Reproduce all the lines exactly as they stand, apart from the pictures.
— start EXTRACTED INFORMATION —
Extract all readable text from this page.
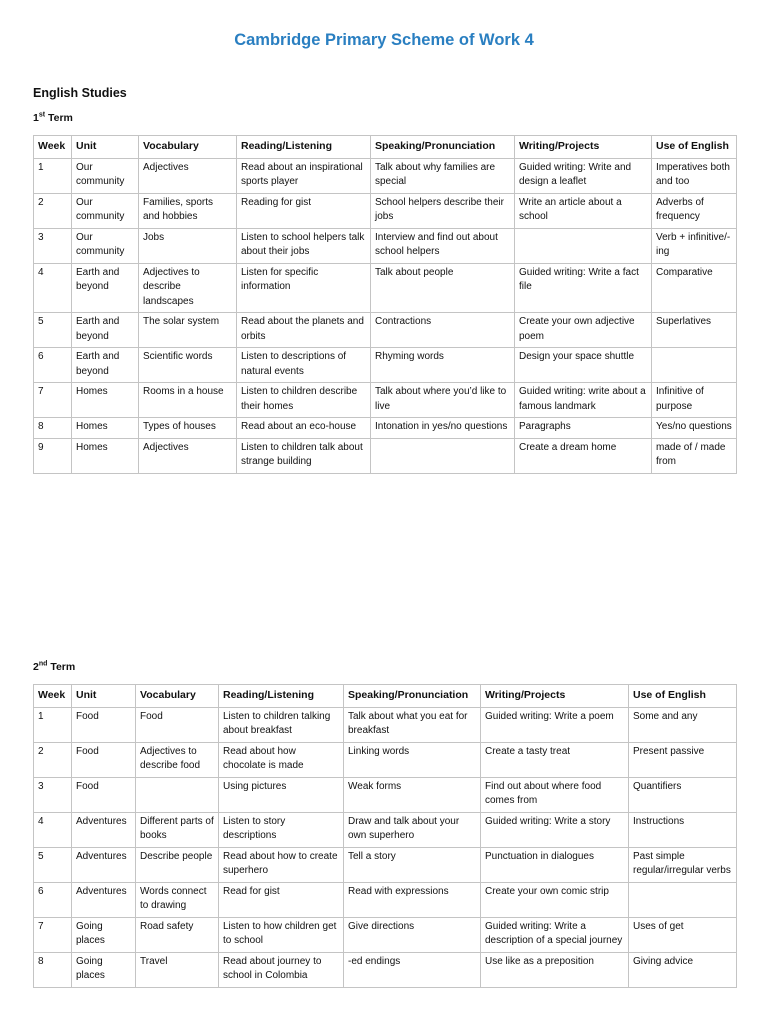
Cambridge Primary Scheme of Work 4
English Studies
1st Term
Week	Unit	Vocabulary	Reading/Listening	Speaking/Pronunciation	Writing/Projects	Use of English
1	Our community	Adjectives	Read about an inspirational sports player	Talk about why families are special	Guided writing: Write and design a leaflet	Imperatives both and too
2	Our community	Families, sports and hobbies	Reading for gist	School helpers describe their jobs	Write an article about a school	Adverbs of frequency
3	Our community	Jobs	Listen to school helpers talk about their jobs	Interview and find out about school helpers		Verb + infinitive/-ing
4	Earth and beyond	Adjectives to describe landscapes	Listen for specific information	Talk about people	Guided writing: Write a fact file	Comparative
5	Earth and beyond	The solar system	Read about the planets and orbits	Contractions	Create your own adjective poem	Superlatives
6	Earth and beyond	Scientific words	Listen to descriptions of natural events	Rhyming words	Design your space shuttle	
7	Homes	Rooms in a house	Listen to children describe their homes	Talk about where you’d like to live	Guided writing: write about a famous landmark	Infinitive of purpose
8	Homes	Types of houses	Read about an eco-house	Intonation in yes/no questions	Paragraphs	Yes/no questions
9	Homes	Adjectives	Listen to children talk about strange building		Create a dream home	made of / made from
2nd Term
Week	Unit	Vocabulary	Reading/Listening	Speaking/Pronunciation	Writing/Projects	Use of English
1	Food	Food	Listen to children talking about breakfast	Talk about what you eat for breakfast	Guided writing: Write a poem	Some and any
2	Food	Adjectives to describe food	Read about how chocolate is made	Linking words	Create a tasty treat	Present passive
3	Food		Using pictures	Weak forms	Find out about where food comes from	Quantifiers
4	Adventures	Different parts of books	Listen to story descriptions	Draw and talk about your own superhero	Guided writing: Write a story	Instructions
5	Adventures	Describe people	Read about how to create superhero	Tell a story	Punctuation in dialogues	Past simple regular/irregular verbs
6	Adventures	Words connect to drawing	Read for gist	Read with expressions	Create your own comic strip	
7	Going places	Road safety	Listen to how children get to school	Give directions	Guided writing: Write a description of a special journey	Uses of get
8	Going places	Travel	Read about journey to school in Colombia	-ed endings	Use like as a preposition	Giving advice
— end EXTRACTED INFORMATION —
* **CORRECT RESULT**:
Extract all readable text from this page.
Cambridge Primary Scheme of Work 4
English Studies
1st Term
Week	Unit	Vocabulary	Reading/Listening	Speaking/Pronunciation	Writing/Projects	Use of English
1	Our community	Adjectives	Read about an inspirational sports player	Talk about why families are special	Guided writing: Write and design a leaflet	Imperatives both and too
2	Our community	Families, sports and hobbies	Reading for gist	School helpers describe their jobs	Write an article about a school	Adverbs of frequency
3	Our community	Jobs	Listen to school helpers talk about their jobs	Interview and find out about school helpers		Verb + infinitive/-ing
4	Earth and beyond	Adjectives to describe landscapes	Listen for specific information	Talk about people	Guided writing: Write a fact file	Comparative
5	Earth and beyond	The solar system	Read about the planets and orbits	Contractions	Create your own adjective poem	Superlatives
6	Earth and beyond	Scientific words	Listen to descriptions of natural events	Rhyming words	Design your space shuttle	
7	Homes	Rooms in a house	Listen to children describe their homes	Talk about where you’d like to live	Guided writing: write about a famous landmark	Infinitive of purpose
8	Homes	Types of houses	Read about an eco-house	Intonation in yes/no questions	Paragraphs	Yes/no questions
9	Homes	Adjectives	Listen to children talk about strange building		Create a dream home	made of / made from
2nd Term
Week	Unit	Vocabulary	Reading/Listening	Speaking/Pronunciation	Writing/Projects	Use of English
1	Food	Food	Listen to children talking about breakfast	Talk about what you eat for breakfast	Guided writing: Write a poem	Some and any
2	Food	Adjectives to describe food	Read about how chocolate is made	Linking words	Create a tasty treat	Present passive
3	Food		Using pictures	Weak forms	Find out about where food comes from	Quantifiers
4	Adventures	Different parts of books	Listen to story descriptions	Draw and talk about your own superhero	Guided writing: Write a story	Instructions
5	Adventures	Describe people	Read about how to create superhero	Tell a story	Punctuation in dialogues	Past simple regular/irregular verbs
6	Adventures	Words connect to drawing	Read for gist	Read with expressions	Create your own comic strip	
7	Going places	Road safety	Listen to how children get to school	Give directions	Guided writing: Write a description of a special journey	Uses of get
8	Going places	Travel	Read about journey to school in Colombia	-ed endings	Use like as a preposition	Giving advice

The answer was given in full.